***** Data shown *****
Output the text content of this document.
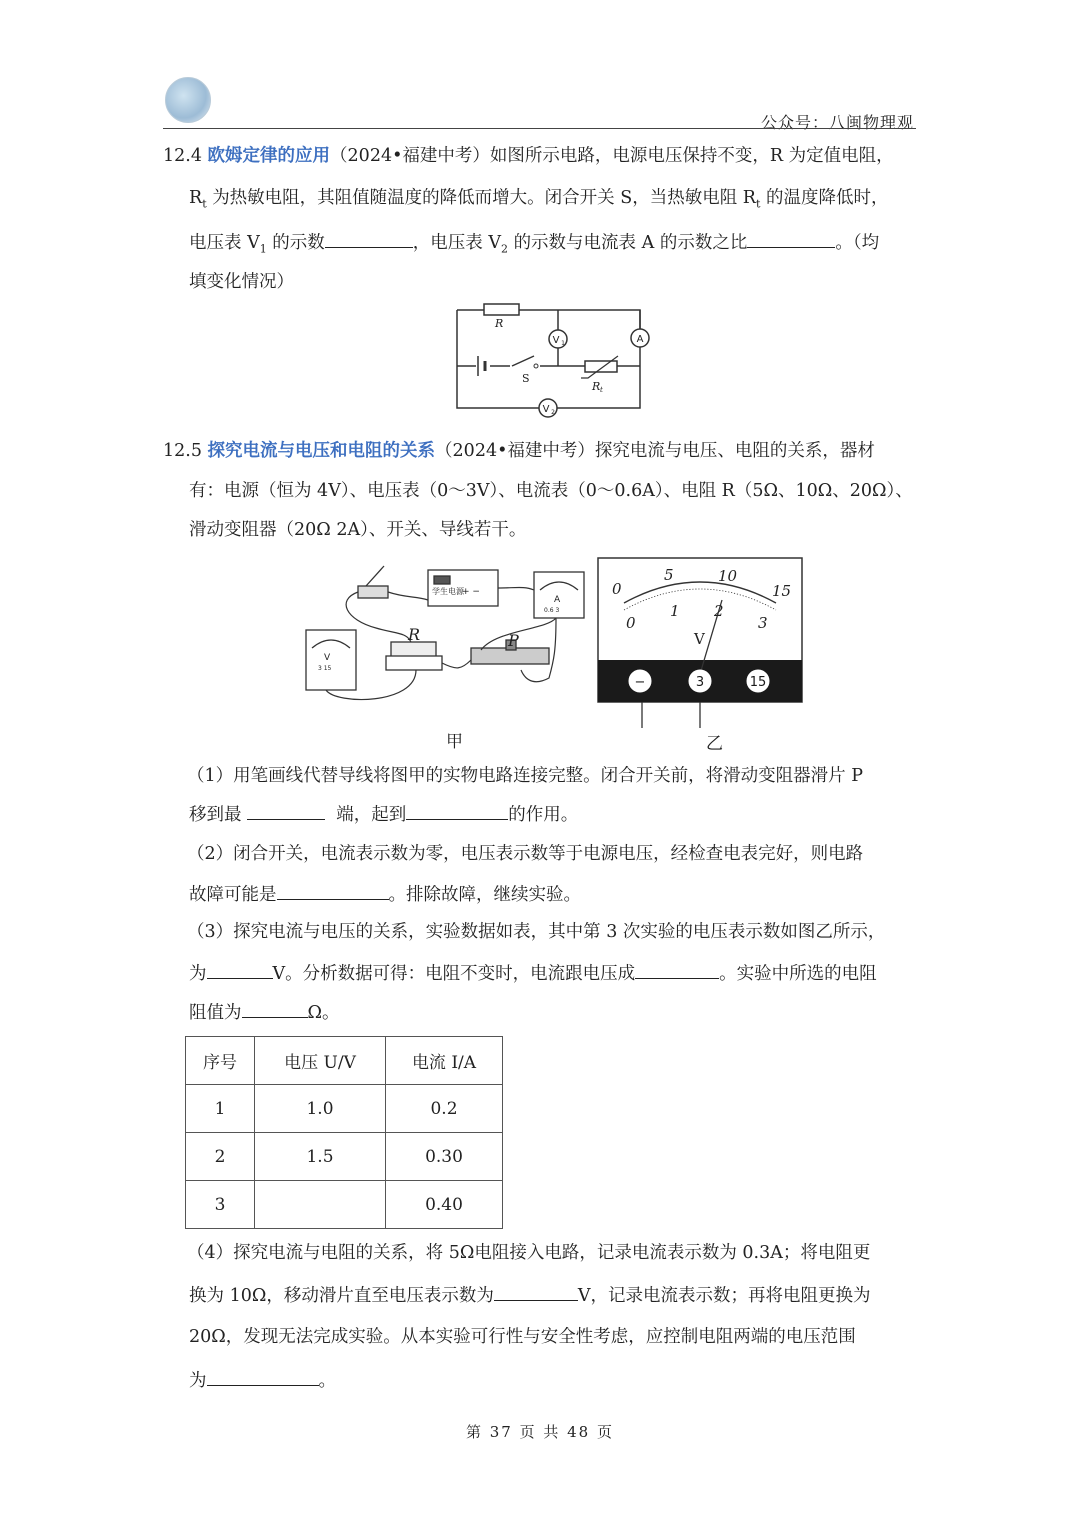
公众号：八闽物理观
12.4 欧姆定律的应用（2024•福建中考）如图所示电路，电源电压保持不变，R 为定值电阻，
$R_t$ 为热敏电阻，其阻值随温度的降低而增大。闭合开关 S，当热敏电阻 $R_t$ 的温度降低时，
电压表 $V_1$ 的示数	，电压表 $V_2$ 的示数与电流表 A 的示数之比	。（均
填变化情况）
R
S
R t
V 1	A
V 2
12.5 探究电流与电压和电阻的关系（2024•福建中考）探究电流与电压、电阻的关系，器材
有：电源（恒为 4V）、电压表（0～3V）、电流表（0～0.6A）、电阻 R（5Ω、10Ω、20Ω）、
滑动变阻器（20Ω 2A）、开关、导线若干。
学生电源
+ −
V
3 15
A
0.6 3
R	P
甲
0
5	10
15
0
1 2
3
V
−	3	15
乙
（1）用笔画线代替导线将图甲的实物电路连接完整。闭合开关前，将滑动变阻器滑片 P
移到最	端，起到	的作用。
（2）闭合开关，电流表示数为零，电压表示数等于电源电压，经检查电表完好，则电路
故障可能是	。排除故障，继续实验。
（3）探究电流与电压的关系，实验数据如表，其中第 3 次实验的电压表示数如图乙所示，
为	V。分析数据可得：电阻不变时，电流跟电压成	。实验中所选的电阻
阻值为	Ω。
序号	电压 U/V	电流 I/A
1	1.0	0.2
2	1.5	0.30
3		0.40
（4）探究电流与电阻的关系，将 5Ω电阻接入电路，记录电流表示数为 0.3A；将电阻更
换为 10Ω，移动滑片直至电压表示数为	V，记录电流表示数；再将电阻更换为
20Ω，发现无法完成实验。从本实验可行性与安全性考虑，应控制电阻两端的电压范围
为	。
第 37 页 共 48 页
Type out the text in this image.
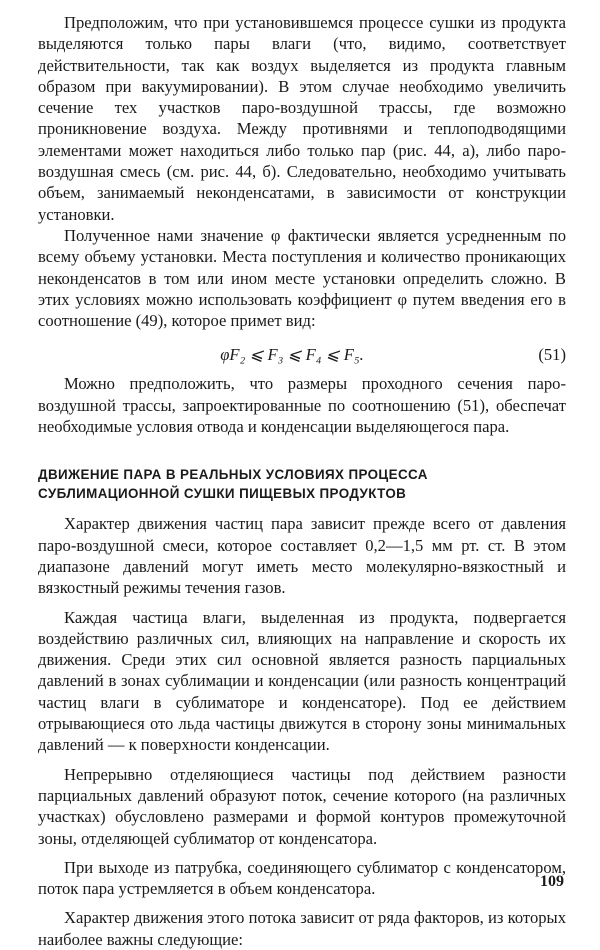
Предположим, что при установившемся процессе сушки из продукта выделяются только пары влаги (что, видимо, соответствует действительности, так как воздух выделяется из продукта главным образом при вакуумировании). В этом случае необходимо увеличить сечение тех участков паро-воздушной трассы, где возможно проникновение воздуха. Между противнями и теплоподводящими элементами может находиться либо только пар (рис. 44, а), либо паро-воздушная смесь (см. рис. 44, б). Следовательно, необходимо учитывать объем, занимаемый неконденсатами, в зависимости от конструкции установки.

Полученное нами значение φ фактически является усредненным по всему объему установки. Места поступления и количество проникающих неконденсатов в том или ином месте установки определить сложно. В этих условиях можно использовать коэффициент φ путем введения его в соотношение (49), которое примет вид:

φF₂ ⩽ F₃ ⩽ F₄ ⩽ F₅.	(51)

Можно предположить, что размеры проходного сечения паро-воздушной трассы, запроектированные по соотношению (51), обеспечат необходимые условия отвода и конденсации выделяющегося пара.

ДВИЖЕНИЕ ПАРА В РЕАЛЬНЫХ УСЛОВИЯХ ПРОЦЕССА
СУБЛИМАЦИОННОЙ СУШКИ ПИЩЕВЫХ ПРОДУКТОВ

Характер движения частиц пара зависит прежде всего от давления паро-воздушной смеси, которое составляет 0,2—1,5 мм рт. ст. В этом диапазоне давлений могут иметь место молекулярно-вязкостный и вязкостный режимы течения газов.

Каждая частица влаги, выделенная из продукта, подвергается воздействию различных сил, влияющих на направление и скорость их движения. Среди этих сил основной является разность парциальных давлений в зонах сублимации и конденсации (или разность концентраций частиц влаги в сублиматоре и конденсаторе). Под ее действием отрывающиеся ото льда частицы движутся в сторону зоны минимальных давлений — к поверхности конденсации.

Непрерывно отделяющиеся частицы под действием разности парциальных давлений образуют поток, сечение которого (на различных участках) обусловлено размерами и формой контуров промежуточной зоны, отделяющей сублиматор от конденсатора.

При выходе из патрубка, соединяющего сублиматор с конденсатором, поток пара устремляется в объем конденсатора.

Характер движения этого потока зависит от ряда факторов, из которых наиболее важны следующие:

109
*****
Identify the lines in the entries above that contain "конденсатора", then copy them out.

> _The result_:
Непрерывно отделяющиеся частицы под действием разности парциальных давлений образуют поток, сечение которого (на различных участках) обусловлено размерами и формой контуров промежуточной зоны, отделяющей сублиматор от конденсатора.
При выходе из патрубка, соединяющего сублиматор с конденсатором, поток пара устремляется в объем конденсатора.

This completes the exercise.